• [EXTRACT PROVIDED]:
----
- Official release poster
- Genre: Romantic comedy
- Written by: Anthony Lombardo
- Directed by: Anya Adams
- Starring: Peyton Elizabeth Lee; Milo Manheim; Blake Draper; Monique Green; Arica Himmel; Jason Sakaki; David S. Jung; Wendi McLendon-Covey; Margaret Cho;
- Music by: The Newton Brothers
- Country of origin: United States
- Original language: English

Production
- Executive producers: Julie Bowen; Melvin Mar; Jake Kasdan; Rachael Field; Anya Adams;
- Running time: 98 minutes
- Production companies: Bowen and Sons; The Detective Agency; Bear Claw Productions, Ltd; Disney Channel; Reel One Entertainment;

Original release
- Network: Disney Channel
- Release: March 30, 2023

= Prom Pact =

2023 television film by Anya Adams

Prom Pact is an American romantic comedy television film directed by Anya Adams. The film stars Peyton Elizabeth Lee, Milo Manheim, Margaret Cho, Blake Draper, Monique Green, Arica Himmel, Jason Sakaki, David S. Jung, and Wendi McLendon-Covey. Initially intended to be a Disney+ exclusive, the film premiered March 30, 2023, on Disney Channel, due to the network loving the film and its final version. It received generally positive reviews from critics. The movie received a nomination for Outstanding Fiction Special at the Children's and Family Emmy Awards.
----
• [TASK INSTRUCTIONS]:
1. Retype from the Prom Pact text everything from "2023 television film" down to "Family Emmy Awards.".
2. Extend the text on the film Prom Pact, picking up after its final sentence.

• [INFORMATION SUPPLIED]:
----
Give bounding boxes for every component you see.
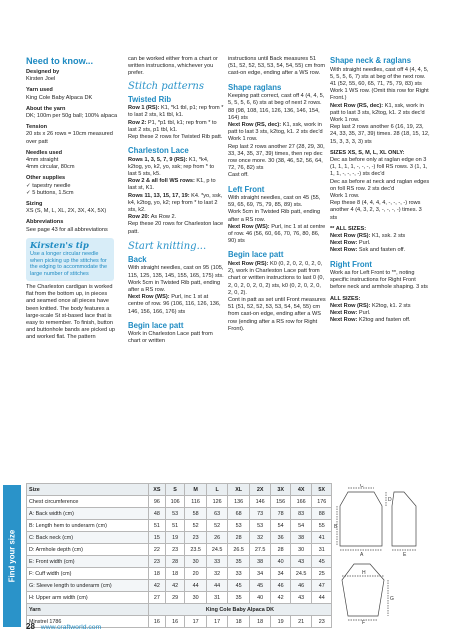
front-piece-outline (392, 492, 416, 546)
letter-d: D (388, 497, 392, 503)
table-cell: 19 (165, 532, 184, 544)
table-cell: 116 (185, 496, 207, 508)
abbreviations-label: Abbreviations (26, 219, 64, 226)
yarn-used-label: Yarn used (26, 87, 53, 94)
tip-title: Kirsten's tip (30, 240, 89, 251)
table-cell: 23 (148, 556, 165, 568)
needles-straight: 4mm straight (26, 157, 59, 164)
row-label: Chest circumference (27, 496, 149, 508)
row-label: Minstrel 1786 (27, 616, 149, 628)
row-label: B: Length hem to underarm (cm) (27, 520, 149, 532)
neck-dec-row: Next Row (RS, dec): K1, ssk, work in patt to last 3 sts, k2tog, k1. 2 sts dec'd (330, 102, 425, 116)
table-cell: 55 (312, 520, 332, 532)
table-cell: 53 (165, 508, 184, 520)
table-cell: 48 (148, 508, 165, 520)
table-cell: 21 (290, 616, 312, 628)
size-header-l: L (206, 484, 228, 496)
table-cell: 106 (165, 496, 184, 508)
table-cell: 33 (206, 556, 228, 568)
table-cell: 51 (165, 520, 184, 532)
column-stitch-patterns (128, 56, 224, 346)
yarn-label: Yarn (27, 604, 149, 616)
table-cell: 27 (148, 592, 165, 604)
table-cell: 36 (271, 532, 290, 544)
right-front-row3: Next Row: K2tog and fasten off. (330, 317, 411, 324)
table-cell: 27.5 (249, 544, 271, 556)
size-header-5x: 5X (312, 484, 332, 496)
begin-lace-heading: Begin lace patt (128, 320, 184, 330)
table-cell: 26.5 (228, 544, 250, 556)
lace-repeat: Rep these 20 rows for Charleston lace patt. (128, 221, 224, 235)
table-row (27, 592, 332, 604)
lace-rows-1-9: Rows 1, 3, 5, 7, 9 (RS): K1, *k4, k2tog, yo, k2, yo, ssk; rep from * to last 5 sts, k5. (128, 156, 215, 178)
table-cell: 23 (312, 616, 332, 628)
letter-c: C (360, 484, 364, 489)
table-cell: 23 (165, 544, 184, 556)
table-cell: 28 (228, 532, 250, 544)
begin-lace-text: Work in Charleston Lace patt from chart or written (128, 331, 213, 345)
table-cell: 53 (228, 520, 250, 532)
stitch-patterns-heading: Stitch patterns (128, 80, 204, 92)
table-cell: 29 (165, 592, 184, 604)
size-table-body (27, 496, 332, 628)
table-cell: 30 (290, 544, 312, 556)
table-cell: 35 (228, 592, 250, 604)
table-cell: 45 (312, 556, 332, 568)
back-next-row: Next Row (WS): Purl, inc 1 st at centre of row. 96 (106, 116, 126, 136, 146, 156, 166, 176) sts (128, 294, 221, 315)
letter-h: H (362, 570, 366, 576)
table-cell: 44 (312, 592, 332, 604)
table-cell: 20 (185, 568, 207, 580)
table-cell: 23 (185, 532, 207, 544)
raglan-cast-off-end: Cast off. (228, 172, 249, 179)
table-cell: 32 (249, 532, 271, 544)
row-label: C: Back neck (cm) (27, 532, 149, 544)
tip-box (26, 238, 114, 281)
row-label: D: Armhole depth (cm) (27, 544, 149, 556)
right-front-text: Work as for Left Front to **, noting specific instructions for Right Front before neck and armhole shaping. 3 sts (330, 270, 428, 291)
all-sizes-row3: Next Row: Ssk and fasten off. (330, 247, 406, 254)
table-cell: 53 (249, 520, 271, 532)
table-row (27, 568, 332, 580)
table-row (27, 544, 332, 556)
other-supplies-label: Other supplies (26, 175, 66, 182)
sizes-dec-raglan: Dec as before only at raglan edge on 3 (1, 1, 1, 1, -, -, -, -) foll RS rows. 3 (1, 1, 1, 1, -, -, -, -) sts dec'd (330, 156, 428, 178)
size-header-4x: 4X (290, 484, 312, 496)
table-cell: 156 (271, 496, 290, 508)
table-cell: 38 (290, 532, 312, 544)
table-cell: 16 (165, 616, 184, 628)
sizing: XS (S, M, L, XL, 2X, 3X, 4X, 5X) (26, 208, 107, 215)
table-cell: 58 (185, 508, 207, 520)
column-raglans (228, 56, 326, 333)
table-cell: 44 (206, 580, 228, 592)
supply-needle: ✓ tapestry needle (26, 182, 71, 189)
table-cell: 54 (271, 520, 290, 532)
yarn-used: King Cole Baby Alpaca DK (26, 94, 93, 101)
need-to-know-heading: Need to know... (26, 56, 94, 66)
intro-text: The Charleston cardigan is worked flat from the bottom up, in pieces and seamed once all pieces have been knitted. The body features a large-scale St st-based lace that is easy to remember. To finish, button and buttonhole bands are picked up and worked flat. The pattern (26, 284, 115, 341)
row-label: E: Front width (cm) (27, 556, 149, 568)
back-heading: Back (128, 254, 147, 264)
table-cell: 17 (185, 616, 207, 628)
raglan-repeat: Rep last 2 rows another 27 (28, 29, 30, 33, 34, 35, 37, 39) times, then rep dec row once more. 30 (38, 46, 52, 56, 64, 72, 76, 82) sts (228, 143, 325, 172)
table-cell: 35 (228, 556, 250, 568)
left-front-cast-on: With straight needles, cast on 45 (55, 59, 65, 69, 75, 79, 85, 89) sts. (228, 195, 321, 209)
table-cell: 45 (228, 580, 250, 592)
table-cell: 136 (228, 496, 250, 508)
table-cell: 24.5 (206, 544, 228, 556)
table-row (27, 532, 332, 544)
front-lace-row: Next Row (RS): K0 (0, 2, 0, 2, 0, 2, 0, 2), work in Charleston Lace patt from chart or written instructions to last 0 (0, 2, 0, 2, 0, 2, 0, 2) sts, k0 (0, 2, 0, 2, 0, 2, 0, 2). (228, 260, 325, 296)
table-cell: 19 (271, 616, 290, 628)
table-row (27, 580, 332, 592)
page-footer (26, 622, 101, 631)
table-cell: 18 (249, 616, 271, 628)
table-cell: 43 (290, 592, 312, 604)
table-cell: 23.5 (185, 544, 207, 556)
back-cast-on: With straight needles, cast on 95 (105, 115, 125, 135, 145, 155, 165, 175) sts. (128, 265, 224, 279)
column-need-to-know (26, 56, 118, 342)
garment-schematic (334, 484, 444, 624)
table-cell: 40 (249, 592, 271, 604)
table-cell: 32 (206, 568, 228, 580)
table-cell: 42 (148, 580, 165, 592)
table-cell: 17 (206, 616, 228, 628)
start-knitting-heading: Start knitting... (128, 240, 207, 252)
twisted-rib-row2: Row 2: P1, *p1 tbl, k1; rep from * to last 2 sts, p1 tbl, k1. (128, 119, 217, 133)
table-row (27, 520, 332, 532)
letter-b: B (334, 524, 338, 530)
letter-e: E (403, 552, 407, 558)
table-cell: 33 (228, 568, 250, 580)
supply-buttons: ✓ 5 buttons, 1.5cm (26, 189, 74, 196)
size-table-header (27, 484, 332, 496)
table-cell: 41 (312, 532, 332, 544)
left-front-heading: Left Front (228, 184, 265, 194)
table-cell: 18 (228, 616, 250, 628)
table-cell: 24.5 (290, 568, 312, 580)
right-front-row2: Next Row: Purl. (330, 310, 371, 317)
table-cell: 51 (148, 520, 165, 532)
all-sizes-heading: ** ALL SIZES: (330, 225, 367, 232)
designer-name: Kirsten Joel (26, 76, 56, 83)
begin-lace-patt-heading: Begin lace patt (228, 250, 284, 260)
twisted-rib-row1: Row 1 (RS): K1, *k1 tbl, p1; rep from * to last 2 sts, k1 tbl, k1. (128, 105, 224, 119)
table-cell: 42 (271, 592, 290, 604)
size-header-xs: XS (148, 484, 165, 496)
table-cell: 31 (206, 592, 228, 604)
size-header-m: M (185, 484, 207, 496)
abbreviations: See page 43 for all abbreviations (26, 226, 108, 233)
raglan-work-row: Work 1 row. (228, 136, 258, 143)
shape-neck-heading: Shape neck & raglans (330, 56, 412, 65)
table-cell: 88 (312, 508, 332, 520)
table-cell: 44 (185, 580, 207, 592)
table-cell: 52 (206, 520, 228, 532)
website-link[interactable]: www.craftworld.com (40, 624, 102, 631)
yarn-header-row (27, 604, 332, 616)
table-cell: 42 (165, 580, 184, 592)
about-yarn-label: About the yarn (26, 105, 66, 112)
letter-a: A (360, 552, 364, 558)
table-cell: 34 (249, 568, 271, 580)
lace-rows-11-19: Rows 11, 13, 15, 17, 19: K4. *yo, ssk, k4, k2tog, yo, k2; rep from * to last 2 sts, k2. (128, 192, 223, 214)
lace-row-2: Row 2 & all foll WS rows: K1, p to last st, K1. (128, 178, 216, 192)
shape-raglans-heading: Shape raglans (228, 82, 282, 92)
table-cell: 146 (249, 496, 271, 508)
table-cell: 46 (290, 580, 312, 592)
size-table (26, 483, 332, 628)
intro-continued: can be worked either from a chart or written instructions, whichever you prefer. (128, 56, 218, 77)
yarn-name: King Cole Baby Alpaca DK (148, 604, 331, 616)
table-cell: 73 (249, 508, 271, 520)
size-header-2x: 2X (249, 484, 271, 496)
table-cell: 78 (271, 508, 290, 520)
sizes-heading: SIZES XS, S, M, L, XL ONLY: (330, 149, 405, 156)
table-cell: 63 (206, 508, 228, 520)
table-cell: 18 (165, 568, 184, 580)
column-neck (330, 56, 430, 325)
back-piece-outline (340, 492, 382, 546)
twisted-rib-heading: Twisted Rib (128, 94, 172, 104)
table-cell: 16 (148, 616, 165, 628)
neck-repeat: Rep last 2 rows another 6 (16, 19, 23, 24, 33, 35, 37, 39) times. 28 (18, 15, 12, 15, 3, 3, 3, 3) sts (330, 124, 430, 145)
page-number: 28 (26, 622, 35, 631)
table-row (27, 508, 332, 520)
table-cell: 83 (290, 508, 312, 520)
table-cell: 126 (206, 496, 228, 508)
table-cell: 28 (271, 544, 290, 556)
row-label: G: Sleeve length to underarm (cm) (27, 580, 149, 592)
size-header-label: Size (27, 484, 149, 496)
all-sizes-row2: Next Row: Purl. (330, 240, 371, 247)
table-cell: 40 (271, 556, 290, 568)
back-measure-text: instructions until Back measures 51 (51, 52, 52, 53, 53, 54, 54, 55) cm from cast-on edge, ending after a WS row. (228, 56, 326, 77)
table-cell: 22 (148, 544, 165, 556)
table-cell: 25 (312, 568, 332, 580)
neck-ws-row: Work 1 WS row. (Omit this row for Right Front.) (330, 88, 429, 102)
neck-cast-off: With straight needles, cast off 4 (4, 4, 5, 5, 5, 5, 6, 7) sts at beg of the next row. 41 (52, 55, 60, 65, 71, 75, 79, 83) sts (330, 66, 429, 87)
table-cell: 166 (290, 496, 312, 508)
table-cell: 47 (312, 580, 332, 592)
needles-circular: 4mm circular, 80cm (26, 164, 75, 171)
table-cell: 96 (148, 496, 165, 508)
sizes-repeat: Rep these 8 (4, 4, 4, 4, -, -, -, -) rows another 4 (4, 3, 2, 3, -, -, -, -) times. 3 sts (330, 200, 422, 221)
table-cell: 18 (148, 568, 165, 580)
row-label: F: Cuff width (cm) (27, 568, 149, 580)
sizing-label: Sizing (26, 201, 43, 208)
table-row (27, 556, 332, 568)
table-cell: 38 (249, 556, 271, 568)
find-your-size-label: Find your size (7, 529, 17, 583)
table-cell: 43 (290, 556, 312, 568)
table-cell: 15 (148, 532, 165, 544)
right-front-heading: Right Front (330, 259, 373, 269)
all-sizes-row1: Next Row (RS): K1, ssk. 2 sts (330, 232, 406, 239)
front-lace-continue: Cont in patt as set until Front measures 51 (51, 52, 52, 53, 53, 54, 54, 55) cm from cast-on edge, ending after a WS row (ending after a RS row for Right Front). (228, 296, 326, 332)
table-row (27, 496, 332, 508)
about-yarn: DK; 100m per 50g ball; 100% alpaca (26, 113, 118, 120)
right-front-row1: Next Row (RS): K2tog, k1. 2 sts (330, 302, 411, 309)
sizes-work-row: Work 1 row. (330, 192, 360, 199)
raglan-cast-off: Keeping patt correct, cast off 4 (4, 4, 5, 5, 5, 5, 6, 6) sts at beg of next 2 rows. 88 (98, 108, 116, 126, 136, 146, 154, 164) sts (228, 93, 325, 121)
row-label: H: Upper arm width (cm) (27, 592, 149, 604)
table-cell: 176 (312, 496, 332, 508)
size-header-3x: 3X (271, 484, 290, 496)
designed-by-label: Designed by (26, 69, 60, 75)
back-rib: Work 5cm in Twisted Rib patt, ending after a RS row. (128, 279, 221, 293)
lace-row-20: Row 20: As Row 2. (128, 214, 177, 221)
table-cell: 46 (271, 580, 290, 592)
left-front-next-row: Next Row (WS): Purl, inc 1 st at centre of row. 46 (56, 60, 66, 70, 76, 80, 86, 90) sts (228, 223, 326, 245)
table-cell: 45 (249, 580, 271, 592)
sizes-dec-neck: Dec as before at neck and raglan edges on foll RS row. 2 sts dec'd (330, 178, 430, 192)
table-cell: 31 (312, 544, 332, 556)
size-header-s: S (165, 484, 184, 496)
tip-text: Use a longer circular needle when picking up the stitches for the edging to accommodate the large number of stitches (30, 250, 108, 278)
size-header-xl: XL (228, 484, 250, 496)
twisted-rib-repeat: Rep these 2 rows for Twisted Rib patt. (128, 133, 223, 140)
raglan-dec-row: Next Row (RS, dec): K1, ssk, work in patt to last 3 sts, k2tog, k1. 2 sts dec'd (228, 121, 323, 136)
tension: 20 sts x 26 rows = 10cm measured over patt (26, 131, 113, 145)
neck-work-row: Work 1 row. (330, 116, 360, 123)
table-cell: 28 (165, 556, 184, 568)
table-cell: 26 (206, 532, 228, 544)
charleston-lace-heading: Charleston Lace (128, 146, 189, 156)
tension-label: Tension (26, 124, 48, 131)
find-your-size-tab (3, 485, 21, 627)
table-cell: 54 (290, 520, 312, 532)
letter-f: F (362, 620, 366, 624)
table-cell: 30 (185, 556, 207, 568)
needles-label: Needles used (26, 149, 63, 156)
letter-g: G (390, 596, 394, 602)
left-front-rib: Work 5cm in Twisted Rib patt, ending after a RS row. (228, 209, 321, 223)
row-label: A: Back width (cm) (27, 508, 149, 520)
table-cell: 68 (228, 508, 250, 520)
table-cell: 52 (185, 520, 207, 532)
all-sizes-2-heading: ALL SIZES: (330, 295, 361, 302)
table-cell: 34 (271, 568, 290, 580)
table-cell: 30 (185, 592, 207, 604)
----
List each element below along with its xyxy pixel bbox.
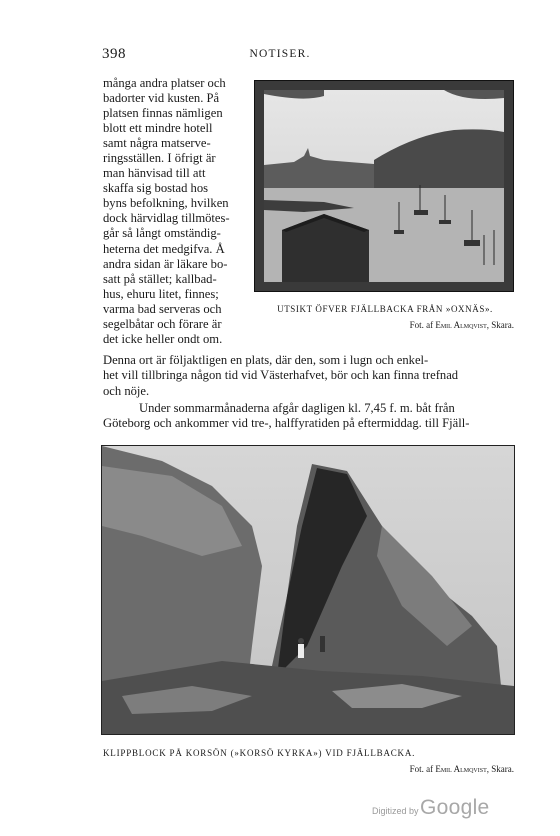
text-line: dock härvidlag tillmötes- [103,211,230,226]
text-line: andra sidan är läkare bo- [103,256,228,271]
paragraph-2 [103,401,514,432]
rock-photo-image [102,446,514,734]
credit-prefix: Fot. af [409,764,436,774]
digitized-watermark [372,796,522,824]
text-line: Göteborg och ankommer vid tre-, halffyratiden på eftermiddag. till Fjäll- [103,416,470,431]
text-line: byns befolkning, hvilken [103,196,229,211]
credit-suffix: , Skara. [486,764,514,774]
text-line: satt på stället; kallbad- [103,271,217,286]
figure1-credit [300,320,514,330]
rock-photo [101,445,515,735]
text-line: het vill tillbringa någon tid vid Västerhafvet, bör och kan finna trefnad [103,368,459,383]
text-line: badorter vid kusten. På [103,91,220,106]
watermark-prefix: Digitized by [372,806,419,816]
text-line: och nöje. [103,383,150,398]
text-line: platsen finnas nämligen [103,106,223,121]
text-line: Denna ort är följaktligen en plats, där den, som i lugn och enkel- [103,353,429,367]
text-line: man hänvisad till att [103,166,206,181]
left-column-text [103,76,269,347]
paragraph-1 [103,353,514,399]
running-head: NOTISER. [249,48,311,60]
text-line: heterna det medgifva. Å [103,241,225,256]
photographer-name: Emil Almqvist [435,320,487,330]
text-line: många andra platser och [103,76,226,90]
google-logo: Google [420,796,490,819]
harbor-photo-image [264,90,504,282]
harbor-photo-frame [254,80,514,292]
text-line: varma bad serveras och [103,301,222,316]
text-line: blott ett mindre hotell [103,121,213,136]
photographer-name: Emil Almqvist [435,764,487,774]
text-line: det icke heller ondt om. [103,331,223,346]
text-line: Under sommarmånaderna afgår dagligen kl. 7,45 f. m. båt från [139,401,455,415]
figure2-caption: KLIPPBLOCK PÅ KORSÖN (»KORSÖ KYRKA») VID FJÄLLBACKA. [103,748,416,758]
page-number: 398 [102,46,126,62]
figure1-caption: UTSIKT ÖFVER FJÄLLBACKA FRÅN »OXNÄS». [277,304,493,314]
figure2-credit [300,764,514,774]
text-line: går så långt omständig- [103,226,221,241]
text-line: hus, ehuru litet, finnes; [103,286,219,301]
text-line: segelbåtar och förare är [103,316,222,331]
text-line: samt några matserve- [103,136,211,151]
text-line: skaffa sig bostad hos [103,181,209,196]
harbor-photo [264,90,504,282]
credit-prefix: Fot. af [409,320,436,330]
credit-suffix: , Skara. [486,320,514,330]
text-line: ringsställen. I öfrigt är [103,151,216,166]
----
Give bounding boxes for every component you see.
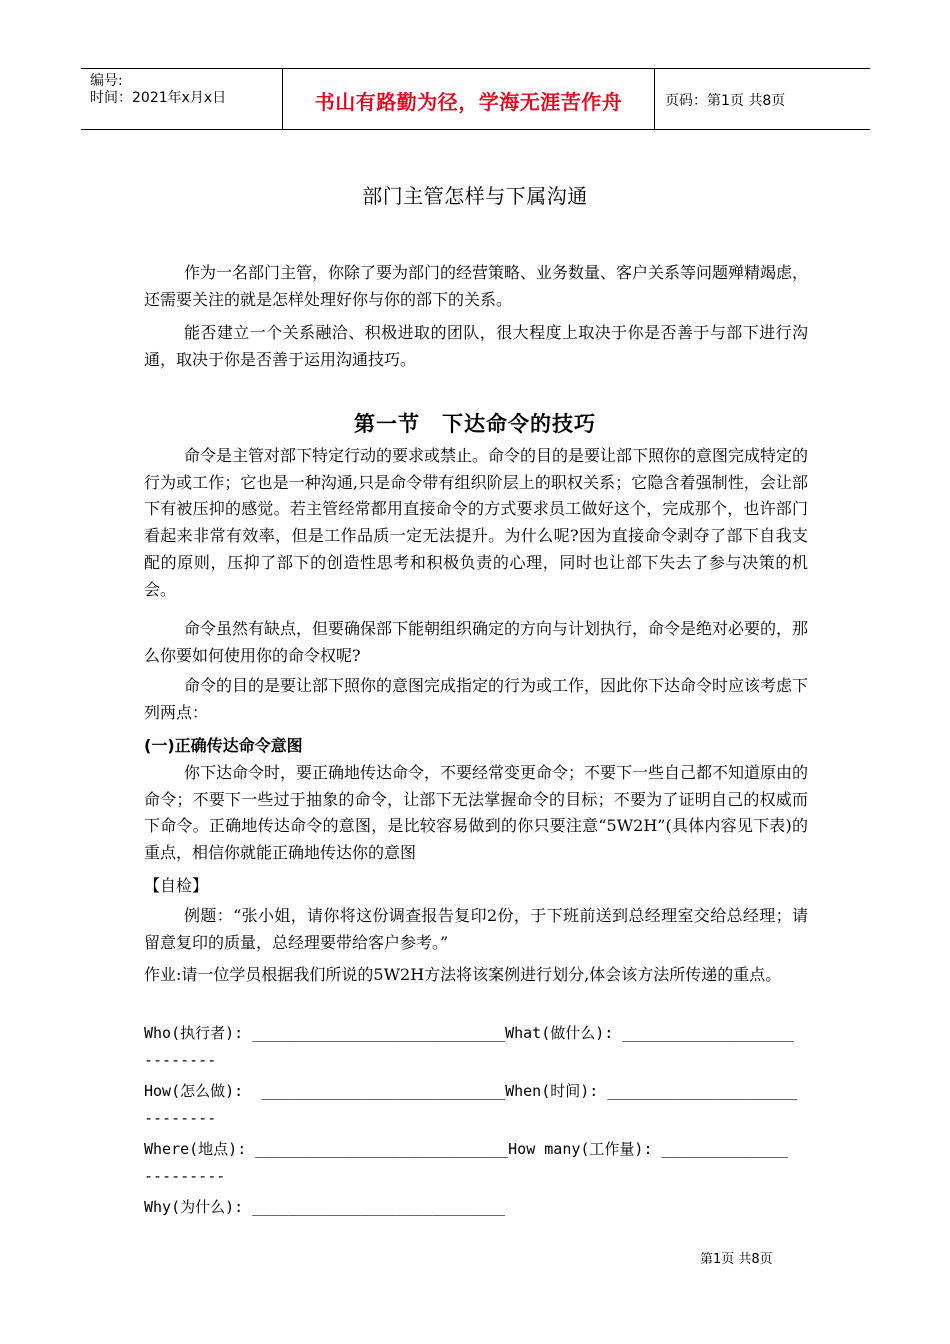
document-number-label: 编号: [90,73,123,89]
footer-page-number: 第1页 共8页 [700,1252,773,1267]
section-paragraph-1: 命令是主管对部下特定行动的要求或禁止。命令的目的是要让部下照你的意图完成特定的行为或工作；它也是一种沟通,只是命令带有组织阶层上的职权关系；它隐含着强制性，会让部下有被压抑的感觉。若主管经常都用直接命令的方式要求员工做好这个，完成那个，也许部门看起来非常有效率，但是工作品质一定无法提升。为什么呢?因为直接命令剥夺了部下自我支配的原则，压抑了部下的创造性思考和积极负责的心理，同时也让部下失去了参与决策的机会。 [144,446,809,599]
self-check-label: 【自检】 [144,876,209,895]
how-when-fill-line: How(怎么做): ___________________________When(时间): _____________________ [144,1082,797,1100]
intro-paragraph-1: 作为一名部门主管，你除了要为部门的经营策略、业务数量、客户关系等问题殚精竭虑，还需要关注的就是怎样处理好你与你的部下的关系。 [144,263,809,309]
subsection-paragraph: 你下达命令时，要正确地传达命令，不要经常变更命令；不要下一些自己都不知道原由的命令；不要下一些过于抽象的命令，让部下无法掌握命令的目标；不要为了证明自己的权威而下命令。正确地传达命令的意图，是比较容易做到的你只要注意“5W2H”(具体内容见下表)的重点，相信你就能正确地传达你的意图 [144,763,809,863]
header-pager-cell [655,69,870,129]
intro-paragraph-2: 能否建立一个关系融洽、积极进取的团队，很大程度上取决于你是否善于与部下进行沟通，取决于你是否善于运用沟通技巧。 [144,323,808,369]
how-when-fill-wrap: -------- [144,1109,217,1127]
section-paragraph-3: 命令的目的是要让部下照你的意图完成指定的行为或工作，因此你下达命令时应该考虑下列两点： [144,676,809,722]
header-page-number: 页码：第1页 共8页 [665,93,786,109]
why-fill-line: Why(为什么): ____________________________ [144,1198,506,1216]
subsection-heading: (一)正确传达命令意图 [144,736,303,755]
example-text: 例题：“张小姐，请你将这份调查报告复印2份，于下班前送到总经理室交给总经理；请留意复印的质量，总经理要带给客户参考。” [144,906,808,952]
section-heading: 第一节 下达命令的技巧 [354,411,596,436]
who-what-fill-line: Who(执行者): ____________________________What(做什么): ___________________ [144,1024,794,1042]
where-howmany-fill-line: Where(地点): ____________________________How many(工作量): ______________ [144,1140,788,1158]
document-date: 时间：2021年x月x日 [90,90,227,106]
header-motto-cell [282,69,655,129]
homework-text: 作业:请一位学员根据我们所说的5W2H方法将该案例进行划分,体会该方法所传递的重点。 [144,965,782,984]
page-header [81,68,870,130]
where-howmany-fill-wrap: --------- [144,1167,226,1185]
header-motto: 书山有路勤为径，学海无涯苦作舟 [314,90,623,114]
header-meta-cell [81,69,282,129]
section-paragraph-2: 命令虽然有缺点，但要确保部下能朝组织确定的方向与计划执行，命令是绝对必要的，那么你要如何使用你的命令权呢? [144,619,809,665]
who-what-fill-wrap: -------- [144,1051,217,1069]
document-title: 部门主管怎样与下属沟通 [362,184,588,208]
----
• [EXERCISE RESPONSES]:
1.
2023 television film by Anya Adams

Prom Pact is an American romantic comedy television film directed by Anya Adams. The film stars Peyton Elizabeth Lee, Milo Manheim, Margaret Cho, Blake Draper, Monique Green, Arica Himmel, Jason Sakaki, David S. Jung, and Wendi McLendon-Covey. Initially intended to be a Disney+ exclusive, the film premiered March 30, 2023, on Disney Channel, due to the network loving the film and its final version. It received generally positive reviews from critics. The movie received a nomination for Outstanding Fiction Special at the Children's and Family Emmy Awards.

2.
== Plot ==
Mandy Yang is a high school senior who is obsessed with going to Harvard to achieve her dream, something which the school counselor, Ms. Chen, hears ad nauseam. Her best friend is Ben Plunkett whom everyone at school knows as "No Nuts" Plunkett due to a childhood peanut allergy incident. When it is announced that the upcoming prom will be an 80s themed bash, Ben is visibly interested in going while Mandy, not wanting to conform to typical high school rituals, is disdainful towards it, especially since it will be attended to by "Everests", a term for people who have reached their peak. Mandy ultimately gives in and makes a prom pact with Ben to attend.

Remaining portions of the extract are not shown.